Write out the material again exactly, please, and omit the pictures.

**Dataset records**.

>> BEGIN

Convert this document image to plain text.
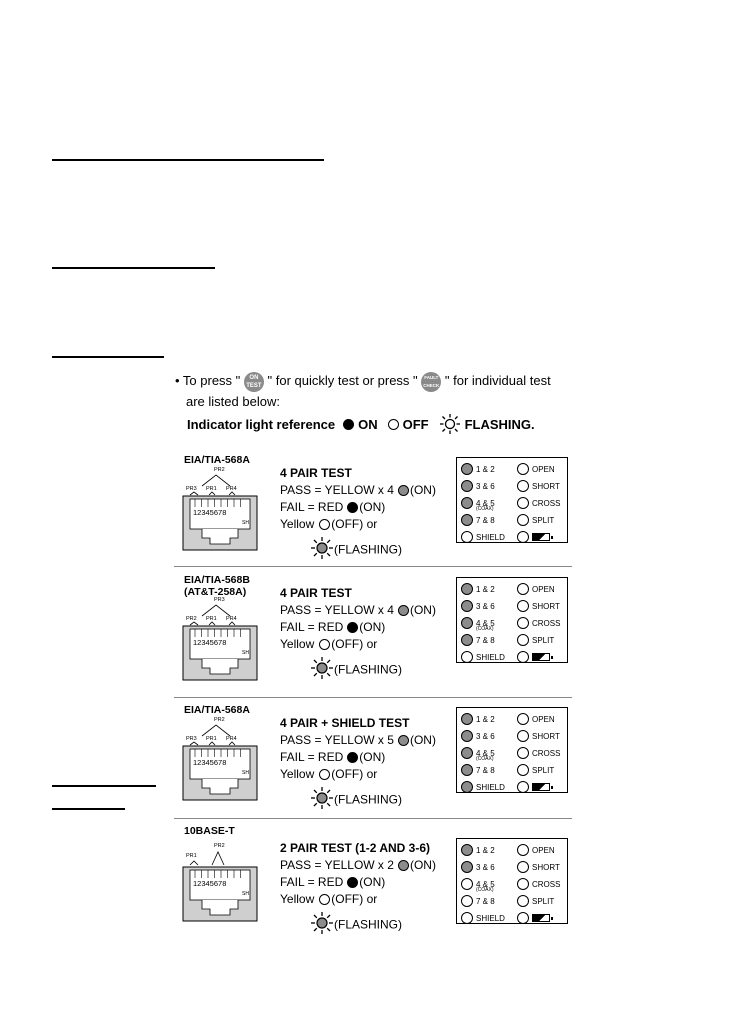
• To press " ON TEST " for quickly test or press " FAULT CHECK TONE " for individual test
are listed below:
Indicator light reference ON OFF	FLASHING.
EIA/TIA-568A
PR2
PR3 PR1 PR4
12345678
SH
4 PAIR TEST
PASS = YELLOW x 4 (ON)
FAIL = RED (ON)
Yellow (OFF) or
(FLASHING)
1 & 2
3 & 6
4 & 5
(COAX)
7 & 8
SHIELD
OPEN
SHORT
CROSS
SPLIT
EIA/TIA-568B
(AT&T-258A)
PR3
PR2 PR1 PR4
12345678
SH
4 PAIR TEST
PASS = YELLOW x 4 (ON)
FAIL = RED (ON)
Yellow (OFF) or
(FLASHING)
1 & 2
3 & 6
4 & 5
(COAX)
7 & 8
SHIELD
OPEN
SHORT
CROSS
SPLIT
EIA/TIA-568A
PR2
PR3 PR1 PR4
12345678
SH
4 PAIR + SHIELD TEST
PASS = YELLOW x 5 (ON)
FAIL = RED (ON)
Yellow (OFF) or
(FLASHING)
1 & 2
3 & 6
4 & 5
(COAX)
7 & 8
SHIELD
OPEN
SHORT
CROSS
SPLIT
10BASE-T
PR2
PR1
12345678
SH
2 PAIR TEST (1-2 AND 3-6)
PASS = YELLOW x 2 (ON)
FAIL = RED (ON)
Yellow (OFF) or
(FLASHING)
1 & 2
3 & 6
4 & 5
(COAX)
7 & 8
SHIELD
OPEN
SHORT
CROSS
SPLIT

>> END

**Final result**.
Convert this document image to plain text.
• To press " ON TEST " for quickly test or press " FAULT CHECK TONE " for individual test
are listed below:
Indicator light reference ON OFF	FLASHING.
EIA/TIA-568A
PR2
PR3 PR1 PR4
12345678
SH
4 PAIR TEST
PASS = YELLOW x 4 (ON)
FAIL = RED (ON)
Yellow (OFF) or
(FLASHING)
1 & 2
3 & 6
4 & 5
(COAX)
7 & 8
SHIELD
OPEN
SHORT
CROSS
SPLIT
EIA/TIA-568B
(AT&T-258A)
PR3
PR2 PR1 PR4
12345678
SH
4 PAIR TEST
PASS = YELLOW x 4 (ON)
FAIL = RED (ON)
Yellow (OFF) or
(FLASHING)
1 & 2
3 & 6
4 & 5
(COAX)
7 & 8
SHIELD
OPEN
SHORT
CROSS
SPLIT
EIA/TIA-568A
PR2
PR3 PR1 PR4
12345678
SH
4 PAIR + SHIELD TEST
PASS = YELLOW x 5 (ON)
FAIL = RED (ON)
Yellow (OFF) or
(FLASHING)
1 & 2
3 & 6
4 & 5
(COAX)
7 & 8
SHIELD
OPEN
SHORT
CROSS
SPLIT
10BASE-T
PR2
PR1
12345678
SH
2 PAIR TEST (1-2 AND 3-6)
PASS = YELLOW x 2 (ON)
FAIL = RED (ON)
Yellow (OFF) or
(FLASHING)
1 & 2
3 & 6
4 & 5
(COAX)
7 & 8
SHIELD
OPEN
SHORT
CROSS
SPLIT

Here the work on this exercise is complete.